▶ _Listed entries_
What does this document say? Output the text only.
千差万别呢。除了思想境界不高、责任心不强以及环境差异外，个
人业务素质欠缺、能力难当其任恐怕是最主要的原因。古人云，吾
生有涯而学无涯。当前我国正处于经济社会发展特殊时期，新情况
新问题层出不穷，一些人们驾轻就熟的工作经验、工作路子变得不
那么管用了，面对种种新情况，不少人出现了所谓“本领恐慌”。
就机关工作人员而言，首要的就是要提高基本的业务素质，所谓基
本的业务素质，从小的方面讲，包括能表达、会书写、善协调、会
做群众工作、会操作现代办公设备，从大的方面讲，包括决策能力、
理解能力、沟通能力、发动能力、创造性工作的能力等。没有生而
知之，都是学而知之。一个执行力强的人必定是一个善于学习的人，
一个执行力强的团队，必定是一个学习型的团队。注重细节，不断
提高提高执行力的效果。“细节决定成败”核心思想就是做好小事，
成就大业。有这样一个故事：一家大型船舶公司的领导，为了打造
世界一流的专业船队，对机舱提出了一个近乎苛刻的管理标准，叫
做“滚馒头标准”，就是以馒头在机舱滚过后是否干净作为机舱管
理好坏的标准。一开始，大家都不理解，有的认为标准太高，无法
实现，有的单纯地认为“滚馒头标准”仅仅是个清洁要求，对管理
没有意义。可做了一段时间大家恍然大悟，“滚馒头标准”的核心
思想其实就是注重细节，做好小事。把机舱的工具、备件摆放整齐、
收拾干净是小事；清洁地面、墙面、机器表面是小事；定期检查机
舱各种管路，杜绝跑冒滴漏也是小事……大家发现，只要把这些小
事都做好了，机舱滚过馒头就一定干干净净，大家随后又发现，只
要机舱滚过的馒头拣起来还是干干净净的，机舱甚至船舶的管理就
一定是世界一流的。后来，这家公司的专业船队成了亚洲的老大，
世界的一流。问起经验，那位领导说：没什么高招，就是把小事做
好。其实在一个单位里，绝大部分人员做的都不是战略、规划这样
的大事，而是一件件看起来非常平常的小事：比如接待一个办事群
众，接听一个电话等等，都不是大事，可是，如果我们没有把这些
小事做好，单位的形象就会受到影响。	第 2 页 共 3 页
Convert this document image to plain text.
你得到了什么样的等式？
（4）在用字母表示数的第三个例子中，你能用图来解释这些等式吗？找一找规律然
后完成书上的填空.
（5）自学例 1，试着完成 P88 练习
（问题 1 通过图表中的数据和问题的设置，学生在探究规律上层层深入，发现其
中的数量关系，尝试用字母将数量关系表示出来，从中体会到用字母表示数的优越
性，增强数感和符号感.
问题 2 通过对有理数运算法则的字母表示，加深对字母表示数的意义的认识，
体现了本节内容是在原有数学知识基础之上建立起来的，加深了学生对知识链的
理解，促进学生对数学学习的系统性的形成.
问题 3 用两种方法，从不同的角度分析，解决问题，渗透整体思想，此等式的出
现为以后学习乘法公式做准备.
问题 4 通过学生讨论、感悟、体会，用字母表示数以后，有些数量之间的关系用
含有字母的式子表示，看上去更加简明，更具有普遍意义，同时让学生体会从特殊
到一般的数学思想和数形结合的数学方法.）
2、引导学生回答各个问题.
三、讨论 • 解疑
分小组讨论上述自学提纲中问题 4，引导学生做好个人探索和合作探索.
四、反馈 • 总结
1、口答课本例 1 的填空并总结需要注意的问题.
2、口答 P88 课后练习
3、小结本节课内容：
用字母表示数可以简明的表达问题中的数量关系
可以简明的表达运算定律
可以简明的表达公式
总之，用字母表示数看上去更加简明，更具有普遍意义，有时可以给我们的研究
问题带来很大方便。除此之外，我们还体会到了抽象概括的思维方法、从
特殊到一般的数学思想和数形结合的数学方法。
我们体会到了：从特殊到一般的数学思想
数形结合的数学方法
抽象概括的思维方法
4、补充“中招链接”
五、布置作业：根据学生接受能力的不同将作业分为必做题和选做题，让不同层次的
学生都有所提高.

---

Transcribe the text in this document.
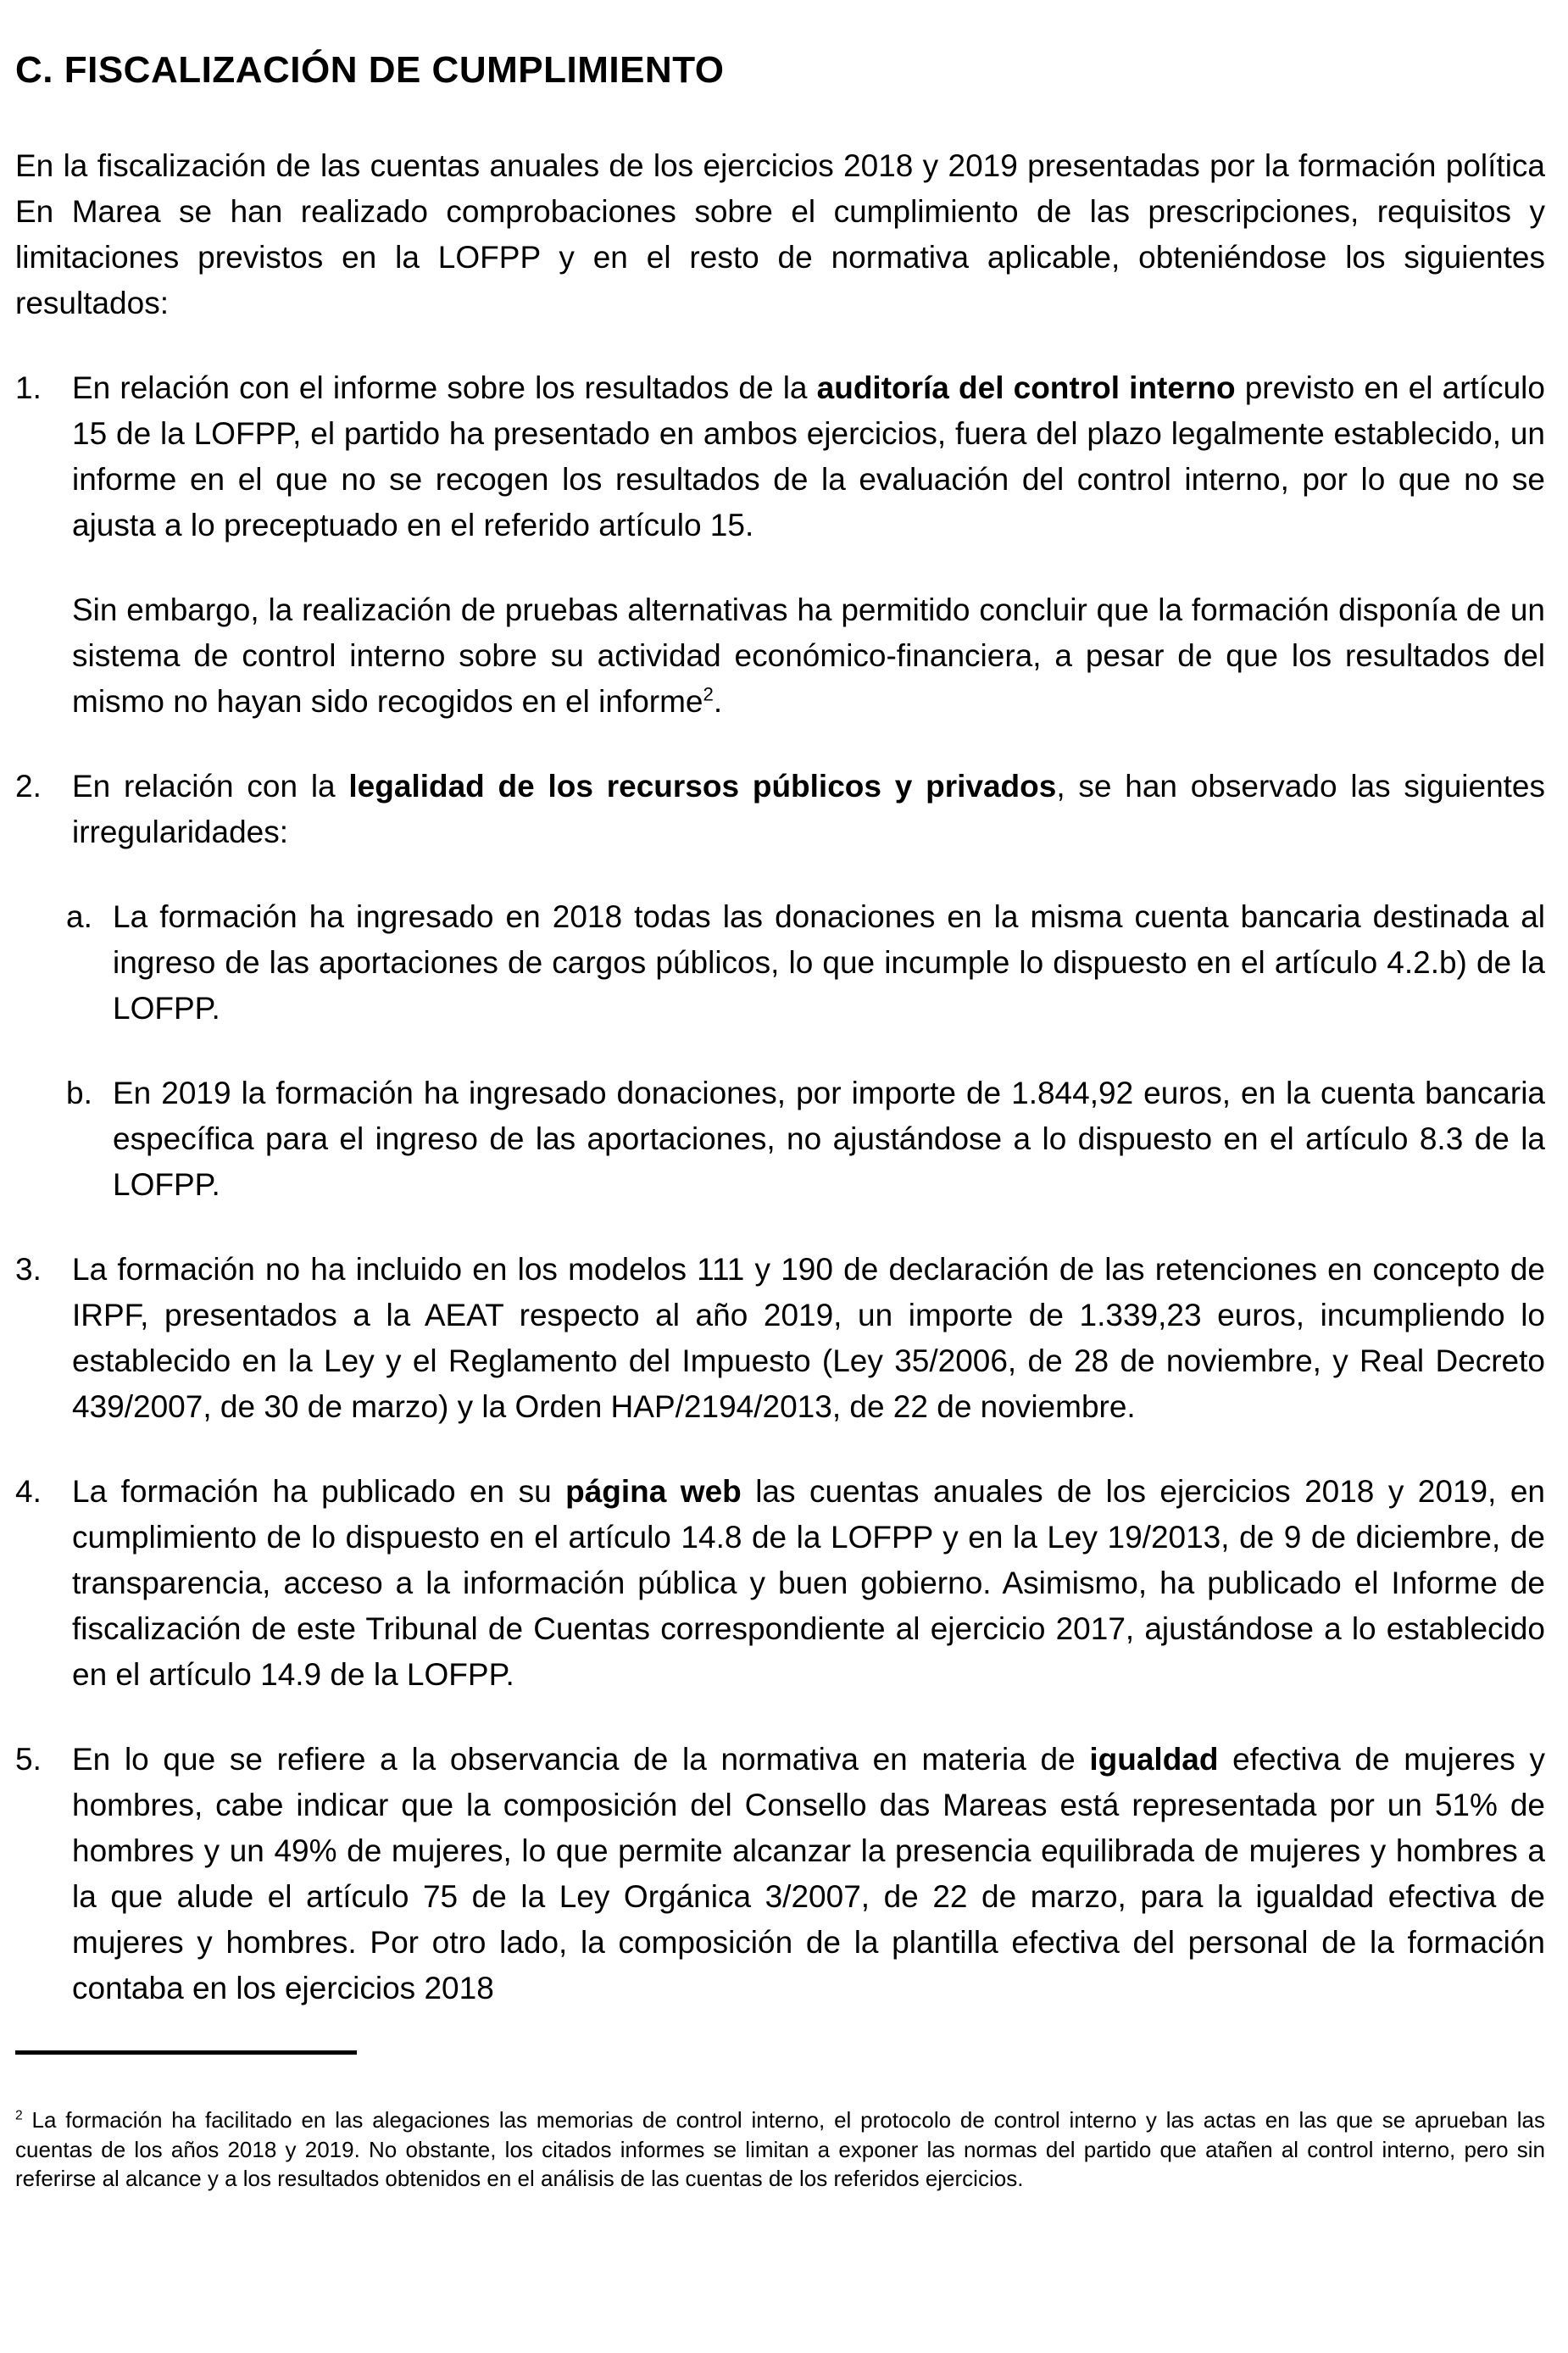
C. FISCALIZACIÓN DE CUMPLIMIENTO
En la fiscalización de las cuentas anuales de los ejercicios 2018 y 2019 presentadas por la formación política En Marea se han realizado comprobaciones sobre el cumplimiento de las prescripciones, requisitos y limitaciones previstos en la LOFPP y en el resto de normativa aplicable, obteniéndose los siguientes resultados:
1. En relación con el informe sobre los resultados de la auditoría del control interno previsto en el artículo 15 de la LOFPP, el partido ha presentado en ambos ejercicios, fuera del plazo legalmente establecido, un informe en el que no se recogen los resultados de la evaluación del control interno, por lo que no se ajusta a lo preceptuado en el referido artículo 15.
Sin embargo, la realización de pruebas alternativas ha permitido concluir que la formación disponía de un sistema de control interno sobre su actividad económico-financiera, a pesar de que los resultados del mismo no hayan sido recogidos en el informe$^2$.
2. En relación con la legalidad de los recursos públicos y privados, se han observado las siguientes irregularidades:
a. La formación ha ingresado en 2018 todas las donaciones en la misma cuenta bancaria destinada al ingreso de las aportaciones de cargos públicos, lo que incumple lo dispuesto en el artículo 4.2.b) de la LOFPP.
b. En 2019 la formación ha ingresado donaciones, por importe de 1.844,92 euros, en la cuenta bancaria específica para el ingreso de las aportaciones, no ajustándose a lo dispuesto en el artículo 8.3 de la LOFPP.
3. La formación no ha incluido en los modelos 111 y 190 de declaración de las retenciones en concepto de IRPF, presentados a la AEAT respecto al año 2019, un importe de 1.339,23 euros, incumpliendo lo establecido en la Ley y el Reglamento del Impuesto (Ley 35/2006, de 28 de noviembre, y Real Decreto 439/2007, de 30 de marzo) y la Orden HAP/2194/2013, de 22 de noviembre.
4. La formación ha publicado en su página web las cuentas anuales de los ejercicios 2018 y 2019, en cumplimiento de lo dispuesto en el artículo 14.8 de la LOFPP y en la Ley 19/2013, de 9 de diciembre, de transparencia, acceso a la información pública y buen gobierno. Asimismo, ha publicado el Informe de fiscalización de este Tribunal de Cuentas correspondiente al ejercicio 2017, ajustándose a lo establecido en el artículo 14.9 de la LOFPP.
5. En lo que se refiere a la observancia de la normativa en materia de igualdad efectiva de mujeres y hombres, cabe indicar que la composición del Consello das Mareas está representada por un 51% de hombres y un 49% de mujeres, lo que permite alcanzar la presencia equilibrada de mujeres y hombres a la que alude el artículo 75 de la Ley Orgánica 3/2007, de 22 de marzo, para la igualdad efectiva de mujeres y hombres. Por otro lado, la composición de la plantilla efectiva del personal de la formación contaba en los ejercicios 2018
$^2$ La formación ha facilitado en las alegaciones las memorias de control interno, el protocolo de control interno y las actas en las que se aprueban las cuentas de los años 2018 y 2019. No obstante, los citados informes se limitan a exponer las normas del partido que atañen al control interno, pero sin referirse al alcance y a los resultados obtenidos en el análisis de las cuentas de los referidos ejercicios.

▶ _Exercise task_
Find the word "normativa" in the data and copy out each line where it turns up.

▶ _Output of the task_
En la fiscalización de las cuentas anuales de los ejercicios 2018 y 2019 presentadas por la formación política En Marea se han realizado comprobaciones sobre el cumplimiento de las prescripciones, requisitos y limitaciones previstos en la LOFPP y en el resto de normativa aplicable, obteniéndose los siguientes resultados:
5. En lo que se refiere a la observancia de la normativa en materia de igualdad efectiva de mujeres y hombres, cabe indicar que la composición del Consello das Mareas está representada por un 51% de hombres y un 49% de mujeres, lo que permite alcanzar la presencia equilibrada de mujeres y hombres a la que alude el artículo 75 de la Ley Orgánica 3/2007, de 22 de marzo, para la igualdad efectiva de mujeres y hombres. Por otro lado, la composición de la plantilla efectiva del personal de la formación contaba en los ejercicios 2018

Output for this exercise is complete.